**Do this**
Report how many lines hold the string "title". Give the number and nothing else.

**Available records**
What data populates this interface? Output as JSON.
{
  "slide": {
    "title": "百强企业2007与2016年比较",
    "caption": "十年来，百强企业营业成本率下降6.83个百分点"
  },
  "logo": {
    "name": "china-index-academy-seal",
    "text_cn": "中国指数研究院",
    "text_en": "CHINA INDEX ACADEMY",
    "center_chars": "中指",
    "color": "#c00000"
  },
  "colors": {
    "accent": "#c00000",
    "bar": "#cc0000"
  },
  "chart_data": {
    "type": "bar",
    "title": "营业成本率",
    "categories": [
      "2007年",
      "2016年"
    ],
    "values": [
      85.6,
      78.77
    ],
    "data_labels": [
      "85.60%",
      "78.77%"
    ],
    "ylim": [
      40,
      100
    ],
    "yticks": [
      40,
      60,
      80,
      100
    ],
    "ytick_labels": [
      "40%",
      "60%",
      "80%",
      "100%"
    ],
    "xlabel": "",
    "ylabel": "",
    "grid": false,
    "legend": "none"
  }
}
==
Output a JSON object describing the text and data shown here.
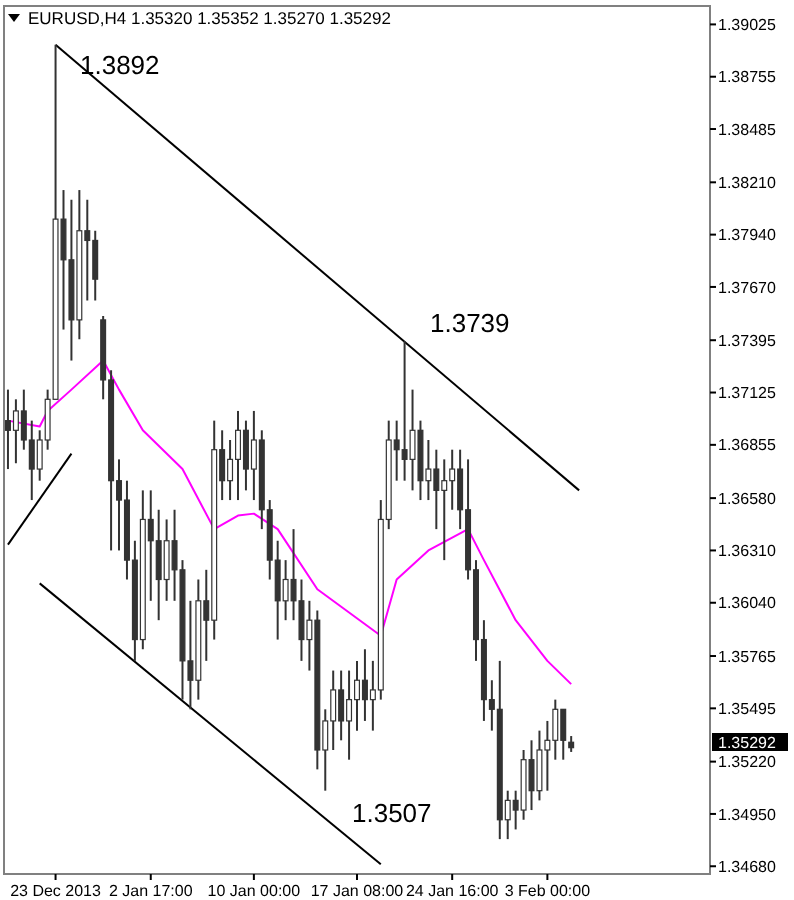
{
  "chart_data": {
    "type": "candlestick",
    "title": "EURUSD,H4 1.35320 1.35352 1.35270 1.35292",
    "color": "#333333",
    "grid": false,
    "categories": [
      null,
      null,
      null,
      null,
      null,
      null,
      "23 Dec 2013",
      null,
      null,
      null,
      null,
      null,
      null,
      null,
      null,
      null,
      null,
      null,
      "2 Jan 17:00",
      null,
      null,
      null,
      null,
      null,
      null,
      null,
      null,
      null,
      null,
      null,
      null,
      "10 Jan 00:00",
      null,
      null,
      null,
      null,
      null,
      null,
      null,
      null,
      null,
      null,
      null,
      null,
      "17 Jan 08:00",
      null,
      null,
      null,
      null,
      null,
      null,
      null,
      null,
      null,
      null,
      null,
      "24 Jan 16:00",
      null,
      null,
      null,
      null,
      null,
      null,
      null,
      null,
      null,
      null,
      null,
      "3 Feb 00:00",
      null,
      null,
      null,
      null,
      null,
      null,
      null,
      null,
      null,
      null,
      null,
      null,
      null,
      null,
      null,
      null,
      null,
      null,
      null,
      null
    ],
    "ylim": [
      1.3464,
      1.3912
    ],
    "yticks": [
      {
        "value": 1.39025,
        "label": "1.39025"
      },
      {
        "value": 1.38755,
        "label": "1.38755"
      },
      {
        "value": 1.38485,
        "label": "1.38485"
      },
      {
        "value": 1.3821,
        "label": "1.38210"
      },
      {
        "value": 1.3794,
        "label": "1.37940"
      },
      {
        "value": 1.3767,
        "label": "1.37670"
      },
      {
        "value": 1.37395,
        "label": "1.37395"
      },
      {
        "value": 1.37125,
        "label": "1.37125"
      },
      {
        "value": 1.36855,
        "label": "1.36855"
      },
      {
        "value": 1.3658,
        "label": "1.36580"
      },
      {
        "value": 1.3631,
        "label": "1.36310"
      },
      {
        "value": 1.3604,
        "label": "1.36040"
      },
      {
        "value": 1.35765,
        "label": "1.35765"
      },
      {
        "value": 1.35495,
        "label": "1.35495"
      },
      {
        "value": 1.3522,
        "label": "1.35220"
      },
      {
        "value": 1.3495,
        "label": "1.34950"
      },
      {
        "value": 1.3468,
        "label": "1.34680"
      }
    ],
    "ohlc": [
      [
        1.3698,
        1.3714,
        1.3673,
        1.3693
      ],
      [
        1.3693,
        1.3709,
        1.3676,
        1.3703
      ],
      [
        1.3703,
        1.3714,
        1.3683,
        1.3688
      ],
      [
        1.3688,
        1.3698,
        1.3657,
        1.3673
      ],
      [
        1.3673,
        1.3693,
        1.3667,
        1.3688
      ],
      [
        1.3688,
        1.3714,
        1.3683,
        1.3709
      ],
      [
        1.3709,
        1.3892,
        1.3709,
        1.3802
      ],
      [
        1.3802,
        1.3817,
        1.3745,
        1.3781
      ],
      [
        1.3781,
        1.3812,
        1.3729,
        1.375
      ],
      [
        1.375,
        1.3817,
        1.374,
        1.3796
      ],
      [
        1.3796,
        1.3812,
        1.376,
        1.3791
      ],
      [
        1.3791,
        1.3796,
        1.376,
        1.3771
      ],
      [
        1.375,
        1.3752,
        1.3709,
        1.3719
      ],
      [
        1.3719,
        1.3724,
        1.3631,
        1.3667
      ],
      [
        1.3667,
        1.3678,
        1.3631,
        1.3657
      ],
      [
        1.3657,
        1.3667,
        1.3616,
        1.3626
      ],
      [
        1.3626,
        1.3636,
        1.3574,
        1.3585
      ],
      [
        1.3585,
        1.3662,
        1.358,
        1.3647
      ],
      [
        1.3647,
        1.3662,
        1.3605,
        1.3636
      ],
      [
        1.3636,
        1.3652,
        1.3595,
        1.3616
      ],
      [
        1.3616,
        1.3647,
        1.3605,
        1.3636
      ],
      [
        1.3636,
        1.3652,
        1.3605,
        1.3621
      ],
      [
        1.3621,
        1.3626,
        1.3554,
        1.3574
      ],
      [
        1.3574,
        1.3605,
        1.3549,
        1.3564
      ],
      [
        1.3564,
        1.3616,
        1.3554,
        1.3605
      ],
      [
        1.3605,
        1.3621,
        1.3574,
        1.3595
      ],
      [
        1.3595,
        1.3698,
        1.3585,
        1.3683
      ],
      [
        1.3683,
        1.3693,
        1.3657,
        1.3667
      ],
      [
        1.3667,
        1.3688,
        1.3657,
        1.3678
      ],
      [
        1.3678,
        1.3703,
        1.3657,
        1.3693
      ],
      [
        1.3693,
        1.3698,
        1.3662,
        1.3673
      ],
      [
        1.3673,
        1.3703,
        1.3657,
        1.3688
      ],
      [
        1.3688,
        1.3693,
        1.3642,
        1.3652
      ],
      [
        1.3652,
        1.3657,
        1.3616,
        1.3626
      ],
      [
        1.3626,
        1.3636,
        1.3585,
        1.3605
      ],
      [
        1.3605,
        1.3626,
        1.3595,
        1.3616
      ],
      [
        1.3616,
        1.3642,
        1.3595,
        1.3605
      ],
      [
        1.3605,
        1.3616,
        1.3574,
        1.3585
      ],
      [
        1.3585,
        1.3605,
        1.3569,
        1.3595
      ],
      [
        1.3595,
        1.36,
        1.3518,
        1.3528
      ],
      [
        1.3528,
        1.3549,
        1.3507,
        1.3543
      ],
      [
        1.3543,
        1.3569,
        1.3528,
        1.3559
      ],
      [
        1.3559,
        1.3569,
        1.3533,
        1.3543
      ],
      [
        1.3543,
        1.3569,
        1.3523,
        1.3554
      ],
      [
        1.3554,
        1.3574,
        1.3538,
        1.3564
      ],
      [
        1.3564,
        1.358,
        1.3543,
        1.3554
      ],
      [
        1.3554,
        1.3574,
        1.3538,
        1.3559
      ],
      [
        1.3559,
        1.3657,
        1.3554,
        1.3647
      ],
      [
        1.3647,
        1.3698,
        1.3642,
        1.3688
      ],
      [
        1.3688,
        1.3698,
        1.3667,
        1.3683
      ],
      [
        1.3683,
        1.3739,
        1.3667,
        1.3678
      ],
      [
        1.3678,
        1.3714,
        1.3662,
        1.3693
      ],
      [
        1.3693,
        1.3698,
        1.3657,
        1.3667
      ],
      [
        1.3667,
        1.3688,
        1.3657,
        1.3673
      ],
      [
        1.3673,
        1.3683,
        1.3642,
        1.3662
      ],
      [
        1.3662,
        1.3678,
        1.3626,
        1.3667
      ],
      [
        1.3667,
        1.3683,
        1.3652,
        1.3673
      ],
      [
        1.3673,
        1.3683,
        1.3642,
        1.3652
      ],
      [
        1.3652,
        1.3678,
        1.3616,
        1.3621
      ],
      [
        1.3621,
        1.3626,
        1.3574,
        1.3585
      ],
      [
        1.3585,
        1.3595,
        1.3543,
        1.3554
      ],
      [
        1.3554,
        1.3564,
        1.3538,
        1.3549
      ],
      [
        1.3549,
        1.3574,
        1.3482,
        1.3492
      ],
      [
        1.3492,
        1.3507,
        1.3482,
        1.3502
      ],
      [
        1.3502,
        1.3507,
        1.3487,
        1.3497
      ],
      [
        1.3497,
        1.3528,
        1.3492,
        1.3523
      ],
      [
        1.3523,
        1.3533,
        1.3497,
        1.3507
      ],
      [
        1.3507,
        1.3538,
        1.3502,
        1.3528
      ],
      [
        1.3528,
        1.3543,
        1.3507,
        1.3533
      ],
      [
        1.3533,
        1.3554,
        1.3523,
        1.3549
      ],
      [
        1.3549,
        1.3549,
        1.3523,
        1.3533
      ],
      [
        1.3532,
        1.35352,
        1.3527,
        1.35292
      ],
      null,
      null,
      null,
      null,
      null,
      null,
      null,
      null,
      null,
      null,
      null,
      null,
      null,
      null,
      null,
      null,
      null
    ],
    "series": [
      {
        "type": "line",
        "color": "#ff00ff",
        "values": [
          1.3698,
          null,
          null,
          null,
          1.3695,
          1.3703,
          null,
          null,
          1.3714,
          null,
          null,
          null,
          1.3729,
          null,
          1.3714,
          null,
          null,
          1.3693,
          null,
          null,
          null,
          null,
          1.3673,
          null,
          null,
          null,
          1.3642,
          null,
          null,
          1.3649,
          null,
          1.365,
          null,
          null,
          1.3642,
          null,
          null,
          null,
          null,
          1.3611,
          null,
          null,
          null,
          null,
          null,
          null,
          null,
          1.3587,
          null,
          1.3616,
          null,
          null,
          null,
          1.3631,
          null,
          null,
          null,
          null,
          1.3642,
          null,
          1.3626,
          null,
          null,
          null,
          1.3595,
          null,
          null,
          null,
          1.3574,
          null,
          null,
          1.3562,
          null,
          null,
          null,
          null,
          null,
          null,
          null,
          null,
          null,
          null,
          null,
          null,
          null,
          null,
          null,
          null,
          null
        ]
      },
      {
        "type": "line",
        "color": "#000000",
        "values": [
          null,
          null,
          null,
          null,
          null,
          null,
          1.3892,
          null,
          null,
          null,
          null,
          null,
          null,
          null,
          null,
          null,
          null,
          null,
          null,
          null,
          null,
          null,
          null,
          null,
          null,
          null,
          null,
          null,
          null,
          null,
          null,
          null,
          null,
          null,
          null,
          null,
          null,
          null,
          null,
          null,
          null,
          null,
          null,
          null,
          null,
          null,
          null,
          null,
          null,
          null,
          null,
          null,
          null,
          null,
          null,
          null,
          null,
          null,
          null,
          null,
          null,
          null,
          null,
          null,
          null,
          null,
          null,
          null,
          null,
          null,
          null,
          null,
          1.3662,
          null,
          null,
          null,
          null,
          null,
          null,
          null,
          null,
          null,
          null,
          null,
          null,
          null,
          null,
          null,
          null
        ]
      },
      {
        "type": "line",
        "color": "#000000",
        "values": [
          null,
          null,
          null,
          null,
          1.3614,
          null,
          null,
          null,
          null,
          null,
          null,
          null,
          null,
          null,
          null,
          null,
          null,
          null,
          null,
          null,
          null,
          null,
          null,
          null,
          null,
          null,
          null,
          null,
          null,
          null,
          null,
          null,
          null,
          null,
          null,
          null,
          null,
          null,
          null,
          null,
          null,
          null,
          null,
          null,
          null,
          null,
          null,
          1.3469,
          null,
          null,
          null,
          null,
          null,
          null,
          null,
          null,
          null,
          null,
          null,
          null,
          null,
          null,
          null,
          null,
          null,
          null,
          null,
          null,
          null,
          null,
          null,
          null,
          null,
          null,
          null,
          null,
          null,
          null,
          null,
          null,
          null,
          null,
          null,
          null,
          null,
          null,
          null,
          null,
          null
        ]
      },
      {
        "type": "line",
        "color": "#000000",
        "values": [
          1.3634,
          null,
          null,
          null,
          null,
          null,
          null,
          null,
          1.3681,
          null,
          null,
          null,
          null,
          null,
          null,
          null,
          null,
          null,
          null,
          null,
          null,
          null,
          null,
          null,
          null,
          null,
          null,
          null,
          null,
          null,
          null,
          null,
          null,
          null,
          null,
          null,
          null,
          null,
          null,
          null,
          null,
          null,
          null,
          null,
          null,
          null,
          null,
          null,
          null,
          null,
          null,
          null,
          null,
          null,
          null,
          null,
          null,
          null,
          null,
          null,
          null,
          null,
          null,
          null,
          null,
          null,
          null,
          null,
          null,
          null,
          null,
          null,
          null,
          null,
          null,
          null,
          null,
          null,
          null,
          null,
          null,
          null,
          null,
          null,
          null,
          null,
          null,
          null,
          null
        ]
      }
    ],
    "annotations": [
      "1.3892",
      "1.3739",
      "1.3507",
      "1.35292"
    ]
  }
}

**The response**
3